- Set task
Lines containing the word "year" are to be counted; state their number and nothing further.

- Material

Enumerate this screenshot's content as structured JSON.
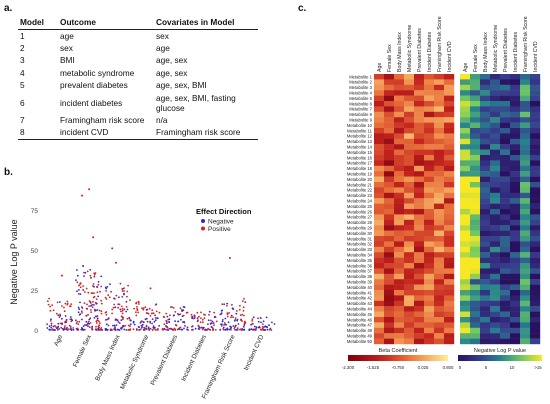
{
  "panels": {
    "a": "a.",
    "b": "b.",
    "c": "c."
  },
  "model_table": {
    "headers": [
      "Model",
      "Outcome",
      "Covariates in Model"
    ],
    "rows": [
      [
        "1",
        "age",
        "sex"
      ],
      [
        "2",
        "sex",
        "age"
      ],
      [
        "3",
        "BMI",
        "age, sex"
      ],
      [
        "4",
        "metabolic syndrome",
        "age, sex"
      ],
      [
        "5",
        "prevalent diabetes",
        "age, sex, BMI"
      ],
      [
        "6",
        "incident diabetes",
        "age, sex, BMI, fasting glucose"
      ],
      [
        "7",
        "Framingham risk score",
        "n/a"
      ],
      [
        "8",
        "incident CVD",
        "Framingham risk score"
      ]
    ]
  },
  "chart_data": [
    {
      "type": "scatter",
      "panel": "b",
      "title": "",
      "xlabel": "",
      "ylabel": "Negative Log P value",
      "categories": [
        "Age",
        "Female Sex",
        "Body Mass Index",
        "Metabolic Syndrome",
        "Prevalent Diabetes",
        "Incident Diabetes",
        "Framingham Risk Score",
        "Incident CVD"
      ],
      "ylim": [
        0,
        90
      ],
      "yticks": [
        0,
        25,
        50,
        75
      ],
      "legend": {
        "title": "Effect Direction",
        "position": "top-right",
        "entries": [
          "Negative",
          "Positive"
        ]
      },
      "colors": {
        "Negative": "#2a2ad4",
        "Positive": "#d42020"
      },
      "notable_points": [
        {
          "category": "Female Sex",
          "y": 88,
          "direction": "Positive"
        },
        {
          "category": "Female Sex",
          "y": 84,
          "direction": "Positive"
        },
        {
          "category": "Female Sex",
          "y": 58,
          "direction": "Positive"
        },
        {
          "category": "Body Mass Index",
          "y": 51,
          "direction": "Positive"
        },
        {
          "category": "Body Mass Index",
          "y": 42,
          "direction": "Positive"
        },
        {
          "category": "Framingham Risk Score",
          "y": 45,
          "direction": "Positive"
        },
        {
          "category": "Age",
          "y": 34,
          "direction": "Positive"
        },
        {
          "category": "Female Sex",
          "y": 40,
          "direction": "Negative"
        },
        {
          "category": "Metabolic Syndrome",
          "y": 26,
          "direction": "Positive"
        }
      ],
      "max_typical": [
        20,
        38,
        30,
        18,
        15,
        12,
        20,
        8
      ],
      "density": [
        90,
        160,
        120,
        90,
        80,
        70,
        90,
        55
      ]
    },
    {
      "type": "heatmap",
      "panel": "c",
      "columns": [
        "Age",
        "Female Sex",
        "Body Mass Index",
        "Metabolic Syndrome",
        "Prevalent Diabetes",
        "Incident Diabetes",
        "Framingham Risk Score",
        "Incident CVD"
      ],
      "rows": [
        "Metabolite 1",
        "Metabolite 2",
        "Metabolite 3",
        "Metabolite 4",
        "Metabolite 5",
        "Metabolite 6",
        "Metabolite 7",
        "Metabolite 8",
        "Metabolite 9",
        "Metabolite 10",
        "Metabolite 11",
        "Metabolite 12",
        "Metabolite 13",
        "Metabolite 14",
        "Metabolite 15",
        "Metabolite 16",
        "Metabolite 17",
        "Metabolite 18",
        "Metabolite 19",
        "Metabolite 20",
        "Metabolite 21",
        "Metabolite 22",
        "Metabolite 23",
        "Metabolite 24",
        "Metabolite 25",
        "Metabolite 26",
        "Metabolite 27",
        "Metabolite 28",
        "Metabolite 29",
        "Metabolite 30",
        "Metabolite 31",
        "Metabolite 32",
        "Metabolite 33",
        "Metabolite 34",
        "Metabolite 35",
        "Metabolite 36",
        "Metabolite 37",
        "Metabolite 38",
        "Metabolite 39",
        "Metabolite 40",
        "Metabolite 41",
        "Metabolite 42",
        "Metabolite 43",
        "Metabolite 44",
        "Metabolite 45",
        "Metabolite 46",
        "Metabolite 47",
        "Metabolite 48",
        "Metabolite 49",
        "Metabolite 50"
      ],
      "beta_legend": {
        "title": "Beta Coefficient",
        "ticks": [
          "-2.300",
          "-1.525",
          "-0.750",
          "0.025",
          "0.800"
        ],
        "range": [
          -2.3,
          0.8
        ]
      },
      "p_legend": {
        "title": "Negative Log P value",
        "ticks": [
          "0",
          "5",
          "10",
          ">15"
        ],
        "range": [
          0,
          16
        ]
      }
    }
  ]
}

---

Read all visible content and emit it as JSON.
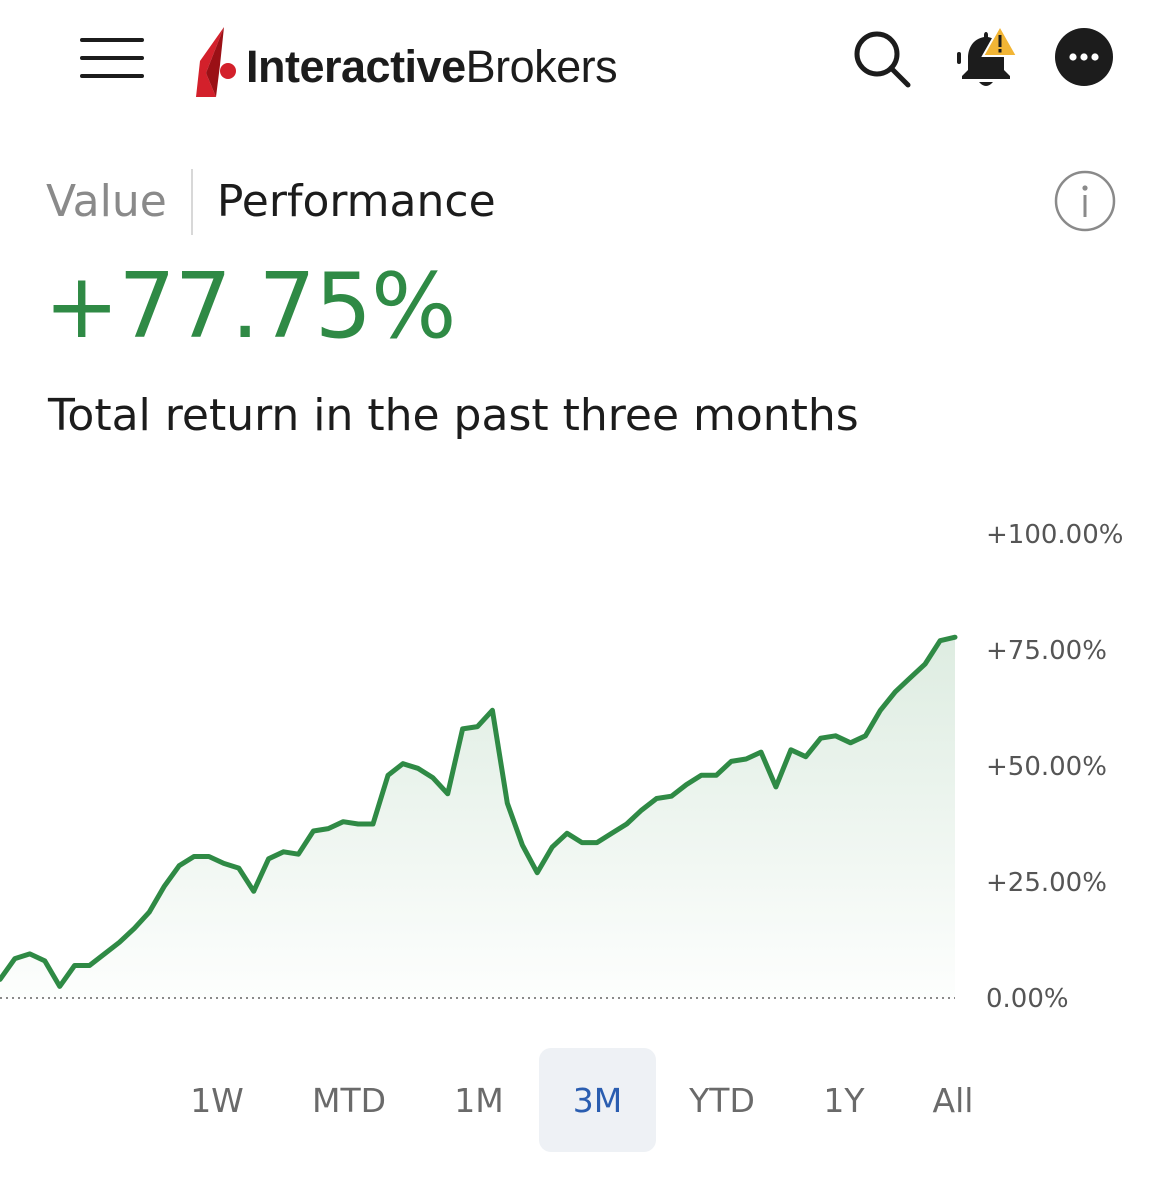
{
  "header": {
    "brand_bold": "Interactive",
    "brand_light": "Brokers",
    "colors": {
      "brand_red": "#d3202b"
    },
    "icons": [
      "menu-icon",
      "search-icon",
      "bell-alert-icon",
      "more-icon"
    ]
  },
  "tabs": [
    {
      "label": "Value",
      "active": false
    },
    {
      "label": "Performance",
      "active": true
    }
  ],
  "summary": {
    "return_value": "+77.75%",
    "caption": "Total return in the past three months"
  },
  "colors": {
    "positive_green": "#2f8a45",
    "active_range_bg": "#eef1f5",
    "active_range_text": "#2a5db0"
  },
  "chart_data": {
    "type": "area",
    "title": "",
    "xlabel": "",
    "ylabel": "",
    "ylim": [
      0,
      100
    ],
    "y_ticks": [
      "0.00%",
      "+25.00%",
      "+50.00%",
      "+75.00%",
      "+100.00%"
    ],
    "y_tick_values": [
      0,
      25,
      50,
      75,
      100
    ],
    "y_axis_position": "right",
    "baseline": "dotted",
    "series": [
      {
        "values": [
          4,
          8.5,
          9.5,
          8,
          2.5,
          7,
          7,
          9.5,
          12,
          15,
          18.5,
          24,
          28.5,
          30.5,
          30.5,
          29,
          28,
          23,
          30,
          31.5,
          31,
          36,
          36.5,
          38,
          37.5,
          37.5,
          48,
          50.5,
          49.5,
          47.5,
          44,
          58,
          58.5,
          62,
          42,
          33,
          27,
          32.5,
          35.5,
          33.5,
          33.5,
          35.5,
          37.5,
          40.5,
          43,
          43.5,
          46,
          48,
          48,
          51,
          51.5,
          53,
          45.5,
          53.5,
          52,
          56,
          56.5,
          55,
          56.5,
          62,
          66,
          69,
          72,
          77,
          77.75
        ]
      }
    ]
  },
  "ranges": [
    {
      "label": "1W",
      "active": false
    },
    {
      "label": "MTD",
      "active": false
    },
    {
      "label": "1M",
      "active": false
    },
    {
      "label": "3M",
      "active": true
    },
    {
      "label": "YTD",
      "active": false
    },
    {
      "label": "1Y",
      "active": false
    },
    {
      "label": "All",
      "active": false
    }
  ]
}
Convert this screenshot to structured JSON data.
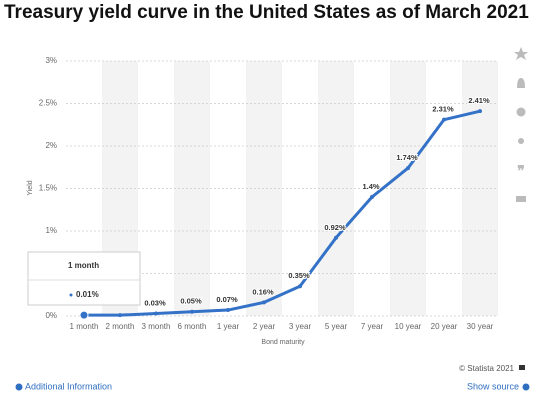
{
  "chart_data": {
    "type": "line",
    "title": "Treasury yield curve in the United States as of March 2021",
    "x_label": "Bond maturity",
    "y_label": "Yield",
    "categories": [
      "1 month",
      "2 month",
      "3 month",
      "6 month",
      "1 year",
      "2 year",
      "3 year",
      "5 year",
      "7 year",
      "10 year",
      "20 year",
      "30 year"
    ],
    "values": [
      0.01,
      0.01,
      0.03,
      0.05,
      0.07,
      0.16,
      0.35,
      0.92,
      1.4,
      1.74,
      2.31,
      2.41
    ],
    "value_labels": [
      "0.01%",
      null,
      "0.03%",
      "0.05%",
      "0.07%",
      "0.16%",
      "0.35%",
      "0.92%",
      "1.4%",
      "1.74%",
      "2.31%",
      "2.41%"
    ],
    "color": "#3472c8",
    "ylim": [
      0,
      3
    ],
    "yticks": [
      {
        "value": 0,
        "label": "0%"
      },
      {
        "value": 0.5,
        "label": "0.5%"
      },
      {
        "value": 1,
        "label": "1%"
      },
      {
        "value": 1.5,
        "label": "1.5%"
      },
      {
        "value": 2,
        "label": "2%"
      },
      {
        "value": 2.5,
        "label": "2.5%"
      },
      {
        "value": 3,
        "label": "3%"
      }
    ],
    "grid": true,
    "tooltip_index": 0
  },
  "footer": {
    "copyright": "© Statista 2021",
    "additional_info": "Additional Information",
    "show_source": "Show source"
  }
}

- Exercise solution
8